[Saved data entries]

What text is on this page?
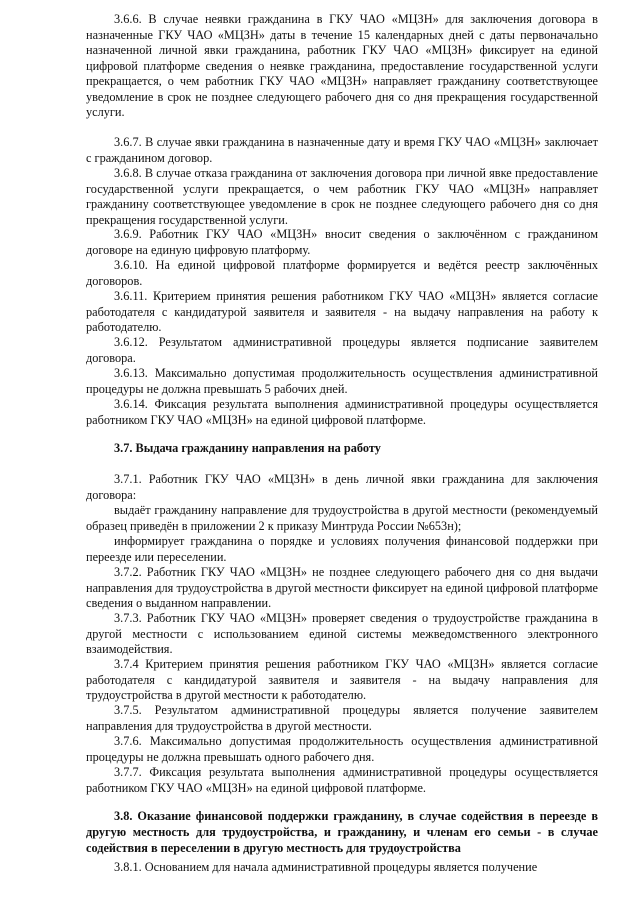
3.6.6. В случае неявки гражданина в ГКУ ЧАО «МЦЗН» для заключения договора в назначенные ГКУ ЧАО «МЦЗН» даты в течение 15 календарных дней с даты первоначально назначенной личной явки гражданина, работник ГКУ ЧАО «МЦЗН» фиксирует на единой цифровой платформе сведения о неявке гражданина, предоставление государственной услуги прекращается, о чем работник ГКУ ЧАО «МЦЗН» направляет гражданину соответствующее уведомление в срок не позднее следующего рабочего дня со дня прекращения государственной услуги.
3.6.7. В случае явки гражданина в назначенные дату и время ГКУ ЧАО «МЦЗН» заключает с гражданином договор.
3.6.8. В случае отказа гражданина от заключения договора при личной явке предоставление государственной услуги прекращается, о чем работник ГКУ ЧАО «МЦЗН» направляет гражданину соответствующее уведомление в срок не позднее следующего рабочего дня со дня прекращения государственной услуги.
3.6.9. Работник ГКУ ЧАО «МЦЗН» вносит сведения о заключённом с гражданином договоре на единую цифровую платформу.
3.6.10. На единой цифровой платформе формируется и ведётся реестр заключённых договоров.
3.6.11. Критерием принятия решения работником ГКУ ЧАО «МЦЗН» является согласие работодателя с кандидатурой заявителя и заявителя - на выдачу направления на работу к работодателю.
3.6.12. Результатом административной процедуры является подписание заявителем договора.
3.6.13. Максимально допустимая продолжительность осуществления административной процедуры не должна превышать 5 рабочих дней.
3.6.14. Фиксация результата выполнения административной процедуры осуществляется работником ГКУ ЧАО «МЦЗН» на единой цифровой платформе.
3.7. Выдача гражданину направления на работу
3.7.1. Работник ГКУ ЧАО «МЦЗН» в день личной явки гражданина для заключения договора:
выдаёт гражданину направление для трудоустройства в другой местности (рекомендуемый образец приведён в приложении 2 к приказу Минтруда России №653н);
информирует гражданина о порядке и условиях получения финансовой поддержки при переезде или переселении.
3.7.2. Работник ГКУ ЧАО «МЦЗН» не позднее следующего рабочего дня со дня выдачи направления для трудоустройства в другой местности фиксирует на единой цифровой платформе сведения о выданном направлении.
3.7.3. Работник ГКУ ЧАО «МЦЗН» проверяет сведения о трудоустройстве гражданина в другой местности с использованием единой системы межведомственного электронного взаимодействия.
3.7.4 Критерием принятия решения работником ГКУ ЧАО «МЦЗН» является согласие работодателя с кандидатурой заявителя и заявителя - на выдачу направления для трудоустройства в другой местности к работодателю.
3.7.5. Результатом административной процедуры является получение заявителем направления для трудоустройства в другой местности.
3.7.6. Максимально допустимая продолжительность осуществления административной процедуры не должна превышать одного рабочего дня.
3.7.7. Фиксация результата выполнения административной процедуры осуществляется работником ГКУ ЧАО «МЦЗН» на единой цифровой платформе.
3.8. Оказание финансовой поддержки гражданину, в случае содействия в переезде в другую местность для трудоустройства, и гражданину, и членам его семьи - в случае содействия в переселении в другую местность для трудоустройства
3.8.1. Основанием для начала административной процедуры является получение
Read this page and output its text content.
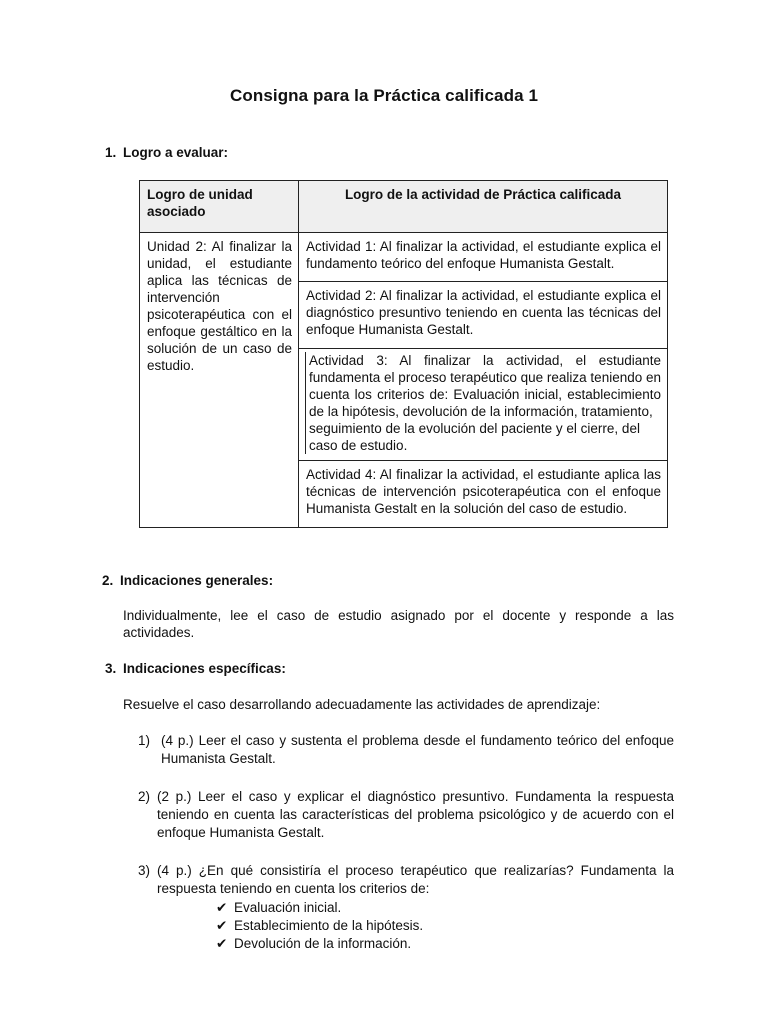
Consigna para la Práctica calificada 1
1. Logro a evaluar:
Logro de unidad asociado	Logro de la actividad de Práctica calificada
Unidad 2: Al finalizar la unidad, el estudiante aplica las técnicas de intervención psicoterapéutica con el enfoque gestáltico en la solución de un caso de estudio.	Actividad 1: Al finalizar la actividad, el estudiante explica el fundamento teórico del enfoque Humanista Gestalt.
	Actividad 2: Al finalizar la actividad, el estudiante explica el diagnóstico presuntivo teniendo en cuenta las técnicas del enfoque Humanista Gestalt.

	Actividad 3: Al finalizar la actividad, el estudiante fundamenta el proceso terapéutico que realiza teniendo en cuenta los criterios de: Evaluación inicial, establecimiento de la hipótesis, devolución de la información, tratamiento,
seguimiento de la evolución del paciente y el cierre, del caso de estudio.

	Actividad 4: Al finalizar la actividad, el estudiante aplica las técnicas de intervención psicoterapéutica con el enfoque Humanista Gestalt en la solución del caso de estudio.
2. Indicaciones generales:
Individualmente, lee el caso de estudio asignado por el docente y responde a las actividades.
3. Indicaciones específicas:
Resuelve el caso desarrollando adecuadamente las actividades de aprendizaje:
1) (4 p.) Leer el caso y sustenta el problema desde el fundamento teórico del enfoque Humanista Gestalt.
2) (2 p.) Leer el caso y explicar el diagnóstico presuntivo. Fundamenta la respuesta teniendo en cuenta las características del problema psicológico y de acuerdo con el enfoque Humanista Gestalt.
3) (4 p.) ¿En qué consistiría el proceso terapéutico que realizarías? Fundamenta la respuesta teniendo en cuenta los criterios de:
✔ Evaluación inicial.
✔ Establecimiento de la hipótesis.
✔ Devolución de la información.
---
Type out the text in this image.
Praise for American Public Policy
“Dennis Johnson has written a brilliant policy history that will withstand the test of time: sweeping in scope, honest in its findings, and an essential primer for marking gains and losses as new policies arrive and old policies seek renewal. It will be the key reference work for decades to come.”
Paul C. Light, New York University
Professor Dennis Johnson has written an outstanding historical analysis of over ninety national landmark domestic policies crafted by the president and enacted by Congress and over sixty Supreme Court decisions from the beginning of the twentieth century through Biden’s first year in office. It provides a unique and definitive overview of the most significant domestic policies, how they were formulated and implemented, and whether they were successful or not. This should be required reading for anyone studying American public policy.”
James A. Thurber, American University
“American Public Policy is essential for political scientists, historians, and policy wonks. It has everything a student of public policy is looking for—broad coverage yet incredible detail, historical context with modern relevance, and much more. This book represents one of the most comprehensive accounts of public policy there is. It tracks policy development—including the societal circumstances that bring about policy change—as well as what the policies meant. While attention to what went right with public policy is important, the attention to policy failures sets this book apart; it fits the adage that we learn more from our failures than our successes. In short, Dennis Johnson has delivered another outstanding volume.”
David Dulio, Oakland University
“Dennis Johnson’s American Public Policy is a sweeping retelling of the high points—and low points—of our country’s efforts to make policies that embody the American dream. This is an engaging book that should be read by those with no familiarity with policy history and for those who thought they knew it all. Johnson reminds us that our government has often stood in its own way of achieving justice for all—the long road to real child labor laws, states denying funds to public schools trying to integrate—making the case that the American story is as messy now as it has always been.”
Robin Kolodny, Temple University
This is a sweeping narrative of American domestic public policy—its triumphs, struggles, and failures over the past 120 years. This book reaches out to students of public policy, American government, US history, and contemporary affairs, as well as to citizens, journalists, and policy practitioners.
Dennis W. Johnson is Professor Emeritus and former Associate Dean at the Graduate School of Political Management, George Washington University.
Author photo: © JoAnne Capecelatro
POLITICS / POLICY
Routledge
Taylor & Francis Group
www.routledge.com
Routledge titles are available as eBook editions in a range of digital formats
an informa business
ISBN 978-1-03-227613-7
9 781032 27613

Stated exercise:
Lines from the records above that hold "фиксирует" are the ones to list.

Answer to this exercise:
3.6.6. В случае неявки гражданина в ГКУ ЧАО «МЦЗН» для заключения договора в назначенные ГКУ ЧАО «МЦЗН» даты в течение 15 календарных дней с даты первоначально назначенной личной явки гражданина, работник ГКУ ЧАО «МЦЗН» фиксирует на единой цифровой платформе сведения о неявке гражданина, предоставление государственной услуги прекращается, о чем работник ГКУ ЧАО «МЦЗН» направляет гражданину соответствующее уведомление в срок не позднее следующего рабочего дня со дня прекращения государственной услуги.
3.7.2. Работник ГКУ ЧАО «МЦЗН» не позднее следующего рабочего дня со дня выдачи направления для трудоустройства в другой местности фиксирует на единой цифровой платформе сведения о выданном направлении.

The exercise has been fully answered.